What this task involves — Reproduce the entire listing with every instance of "series-line" replaced by "data-line". Leave everything else unchanged.

Layout coordinate data:

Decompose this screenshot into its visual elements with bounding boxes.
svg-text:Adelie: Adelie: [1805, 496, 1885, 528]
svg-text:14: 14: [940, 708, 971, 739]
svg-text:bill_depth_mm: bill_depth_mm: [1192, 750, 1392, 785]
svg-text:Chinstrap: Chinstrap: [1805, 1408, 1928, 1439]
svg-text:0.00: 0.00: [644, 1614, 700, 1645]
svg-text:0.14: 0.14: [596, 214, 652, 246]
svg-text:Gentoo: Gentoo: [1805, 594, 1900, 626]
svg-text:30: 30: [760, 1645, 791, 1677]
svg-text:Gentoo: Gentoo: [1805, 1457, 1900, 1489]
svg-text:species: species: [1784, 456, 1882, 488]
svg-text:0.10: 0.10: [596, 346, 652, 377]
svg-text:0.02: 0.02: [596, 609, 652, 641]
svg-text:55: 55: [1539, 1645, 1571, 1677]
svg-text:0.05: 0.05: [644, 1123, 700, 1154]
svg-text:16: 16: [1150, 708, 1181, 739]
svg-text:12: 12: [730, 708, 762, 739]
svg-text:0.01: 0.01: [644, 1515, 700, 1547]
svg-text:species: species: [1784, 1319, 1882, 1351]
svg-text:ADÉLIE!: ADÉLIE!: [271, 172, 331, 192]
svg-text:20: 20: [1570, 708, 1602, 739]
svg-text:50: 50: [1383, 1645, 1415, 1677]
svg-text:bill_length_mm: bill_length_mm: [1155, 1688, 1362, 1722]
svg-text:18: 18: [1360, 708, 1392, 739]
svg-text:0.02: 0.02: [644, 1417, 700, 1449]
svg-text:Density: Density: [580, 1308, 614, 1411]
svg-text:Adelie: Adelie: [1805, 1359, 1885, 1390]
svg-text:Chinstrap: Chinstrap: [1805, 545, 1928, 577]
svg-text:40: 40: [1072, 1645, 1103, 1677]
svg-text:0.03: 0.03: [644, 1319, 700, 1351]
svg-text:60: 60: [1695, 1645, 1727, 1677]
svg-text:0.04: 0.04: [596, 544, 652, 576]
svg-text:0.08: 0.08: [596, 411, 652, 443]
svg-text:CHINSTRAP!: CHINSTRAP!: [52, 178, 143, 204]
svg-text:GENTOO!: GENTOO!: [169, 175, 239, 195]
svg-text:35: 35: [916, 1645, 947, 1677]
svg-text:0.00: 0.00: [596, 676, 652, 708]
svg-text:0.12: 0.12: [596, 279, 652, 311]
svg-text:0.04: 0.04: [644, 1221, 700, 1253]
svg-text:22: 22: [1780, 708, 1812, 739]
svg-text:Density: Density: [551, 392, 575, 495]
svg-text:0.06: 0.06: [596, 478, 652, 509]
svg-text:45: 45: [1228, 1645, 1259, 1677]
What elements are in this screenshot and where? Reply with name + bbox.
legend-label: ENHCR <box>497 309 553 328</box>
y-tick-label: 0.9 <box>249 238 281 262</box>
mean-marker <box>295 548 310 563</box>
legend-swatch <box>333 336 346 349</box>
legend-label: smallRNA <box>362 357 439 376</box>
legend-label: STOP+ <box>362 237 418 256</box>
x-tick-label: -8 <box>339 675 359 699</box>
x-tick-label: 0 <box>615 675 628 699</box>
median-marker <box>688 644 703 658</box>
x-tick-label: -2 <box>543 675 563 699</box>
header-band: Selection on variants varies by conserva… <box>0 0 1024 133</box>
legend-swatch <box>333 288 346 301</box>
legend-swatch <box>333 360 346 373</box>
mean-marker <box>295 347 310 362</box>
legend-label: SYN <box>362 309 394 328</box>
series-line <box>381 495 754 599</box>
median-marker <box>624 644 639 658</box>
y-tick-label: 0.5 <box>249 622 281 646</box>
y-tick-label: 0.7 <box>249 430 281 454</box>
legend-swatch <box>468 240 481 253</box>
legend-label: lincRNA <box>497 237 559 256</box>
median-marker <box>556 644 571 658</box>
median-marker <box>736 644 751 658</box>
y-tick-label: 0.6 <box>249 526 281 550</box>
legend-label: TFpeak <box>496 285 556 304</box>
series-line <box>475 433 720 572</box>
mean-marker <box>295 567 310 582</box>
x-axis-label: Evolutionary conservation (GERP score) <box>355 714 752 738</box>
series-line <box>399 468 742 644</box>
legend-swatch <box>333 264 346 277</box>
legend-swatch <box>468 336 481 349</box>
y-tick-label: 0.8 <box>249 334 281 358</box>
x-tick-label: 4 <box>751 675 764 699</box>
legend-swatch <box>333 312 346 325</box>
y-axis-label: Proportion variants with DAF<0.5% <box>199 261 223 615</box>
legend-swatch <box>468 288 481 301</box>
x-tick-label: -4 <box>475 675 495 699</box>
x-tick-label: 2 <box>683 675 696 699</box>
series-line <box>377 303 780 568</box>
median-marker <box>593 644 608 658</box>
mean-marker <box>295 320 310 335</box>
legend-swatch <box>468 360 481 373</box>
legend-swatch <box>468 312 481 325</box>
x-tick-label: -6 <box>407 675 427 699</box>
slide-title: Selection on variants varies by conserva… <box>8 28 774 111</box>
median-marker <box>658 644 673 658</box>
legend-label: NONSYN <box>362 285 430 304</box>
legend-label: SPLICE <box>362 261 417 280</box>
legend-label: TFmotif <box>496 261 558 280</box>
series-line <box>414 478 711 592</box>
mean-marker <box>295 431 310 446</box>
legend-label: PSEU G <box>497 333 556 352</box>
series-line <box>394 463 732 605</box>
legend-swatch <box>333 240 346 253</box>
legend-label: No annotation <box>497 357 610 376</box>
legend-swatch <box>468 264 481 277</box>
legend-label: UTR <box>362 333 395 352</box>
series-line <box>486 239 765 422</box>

Task solution —
Decompose this screenshot into its visual elements with bounding boxes.
svg-text:Adelie: Adelie: [1805, 496, 1885, 528]
svg-text:14: 14: [940, 708, 971, 739]
svg-text:bill_depth_mm: bill_depth_mm: [1192, 750, 1392, 785]
svg-text:Chinstrap: Chinstrap: [1805, 1408, 1928, 1439]
svg-text:0.00: 0.00: [644, 1614, 700, 1645]
svg-text:0.14: 0.14: [596, 214, 652, 246]
svg-text:Gentoo: Gentoo: [1805, 594, 1900, 626]
svg-text:30: 30: [760, 1645, 791, 1677]
svg-text:Gentoo: Gentoo: [1805, 1457, 1900, 1489]
svg-text:species: species: [1784, 456, 1882, 488]
svg-text:0.10: 0.10: [596, 346, 652, 377]
svg-text:0.02: 0.02: [596, 609, 652, 641]
svg-text:55: 55: [1539, 1645, 1571, 1677]
svg-text:0.05: 0.05: [644, 1123, 700, 1154]
svg-text:16: 16: [1150, 708, 1181, 739]
svg-text:12: 12: [730, 708, 762, 739]
svg-text:0.01: 0.01: [644, 1515, 700, 1547]
svg-text:species: species: [1784, 1319, 1882, 1351]
svg-text:ADÉLIE!: ADÉLIE!: [271, 172, 331, 192]
svg-text:20: 20: [1570, 708, 1602, 739]
svg-text:50: 50: [1383, 1645, 1415, 1677]
svg-text:bill_length_mm: bill_length_mm: [1155, 1688, 1362, 1722]
svg-text:18: 18: [1360, 708, 1392, 739]
svg-text:0.02: 0.02: [644, 1417, 700, 1449]
svg-text:Density: Density: [580, 1308, 614, 1411]
svg-text:Adelie: Adelie: [1805, 1359, 1885, 1390]
svg-text:Chinstrap: Chinstrap: [1805, 545, 1928, 577]
svg-text:40: 40: [1072, 1645, 1103, 1677]
svg-text:0.03: 0.03: [644, 1319, 700, 1351]
svg-text:60: 60: [1695, 1645, 1727, 1677]
svg-text:0.04: 0.04: [596, 544, 652, 576]
svg-text:0.08: 0.08: [596, 411, 652, 443]
svg-text:CHINSTRAP!: CHINSTRAP!: [52, 178, 143, 204]
svg-text:GENTOO!: GENTOO!: [169, 175, 239, 195]
svg-text:35: 35: [916, 1645, 947, 1677]
svg-text:0.00: 0.00: [596, 676, 652, 708]
svg-text:0.12: 0.12: [596, 279, 652, 311]
svg-text:0.04: 0.04: [644, 1221, 700, 1253]
svg-text:22: 22: [1780, 708, 1812, 739]
svg-text:Density: Density: [551, 392, 575, 495]
svg-text:0.06: 0.06: [596, 478, 652, 509]
svg-text:45: 45: [1228, 1645, 1259, 1677]
What elements are in this screenshot and where? Reply with name + bbox.
legend-label: ENHCR <box>497 309 553 328</box>
y-tick-label: 0.9 <box>249 238 281 262</box>
mean-marker <box>295 548 310 563</box>
legend-swatch <box>333 336 346 349</box>
legend-label: smallRNA <box>362 357 439 376</box>
legend-label: STOP+ <box>362 237 418 256</box>
x-tick-label: -8 <box>339 675 359 699</box>
x-tick-label: 0 <box>615 675 628 699</box>
median-marker <box>688 644 703 658</box>
x-tick-label: -2 <box>543 675 563 699</box>
header-band: Selection on variants varies by conserva… <box>0 0 1024 133</box>
legend-swatch <box>333 288 346 301</box>
legend-swatch <box>333 360 346 373</box>
mean-marker <box>295 347 310 362</box>
legend-label: SYN <box>362 309 394 328</box>
data-line <box>381 495 754 599</box>
median-marker <box>624 644 639 658</box>
y-tick-label: 0.5 <box>249 622 281 646</box>
y-tick-label: 0.7 <box>249 430 281 454</box>
legend-swatch <box>468 240 481 253</box>
legend-label: lincRNA <box>497 237 559 256</box>
median-marker <box>556 644 571 658</box>
median-marker <box>736 644 751 658</box>
y-tick-label: 0.6 <box>249 526 281 550</box>
legend-label: TFpeak <box>496 285 556 304</box>
data-line <box>475 433 720 572</box>
mean-marker <box>295 567 310 582</box>
x-axis-label: Evolutionary conservation (GERP score) <box>355 714 752 738</box>
data-line <box>399 468 742 644</box>
legend-swatch <box>333 264 346 277</box>
legend-swatch <box>468 336 481 349</box>
y-tick-label: 0.8 <box>249 334 281 358</box>
x-tick-label: 4 <box>751 675 764 699</box>
legend-swatch <box>333 312 346 325</box>
y-axis-label: Proportion variants with DAF<0.5% <box>199 261 223 615</box>
legend-swatch <box>468 288 481 301</box>
x-tick-label: -4 <box>475 675 495 699</box>
x-tick-label: 2 <box>683 675 696 699</box>
data-line <box>377 303 780 568</box>
median-marker <box>593 644 608 658</box>
mean-marker <box>295 320 310 335</box>
legend-swatch <box>468 360 481 373</box>
legend-swatch <box>468 312 481 325</box>
x-tick-label: -6 <box>407 675 427 699</box>
slide-title: Selection on variants varies by conserva… <box>8 28 774 111</box>
median-marker <box>658 644 673 658</box>
legend-label: NONSYN <box>362 285 430 304</box>
legend-label: SPLICE <box>362 261 417 280</box>
legend-label: TFmotif <box>496 261 558 280</box>
data-line <box>414 478 711 592</box>
mean-marker <box>295 431 310 446</box>
legend-label: PSEU G <box>497 333 556 352</box>
data-line <box>394 463 732 605</box>
legend-swatch <box>333 240 346 253</box>
legend-label: No annotation <box>497 357 610 376</box>
legend-swatch <box>468 264 481 277</box>
legend-label: UTR <box>362 333 395 352</box>
data-line <box>486 239 765 422</box>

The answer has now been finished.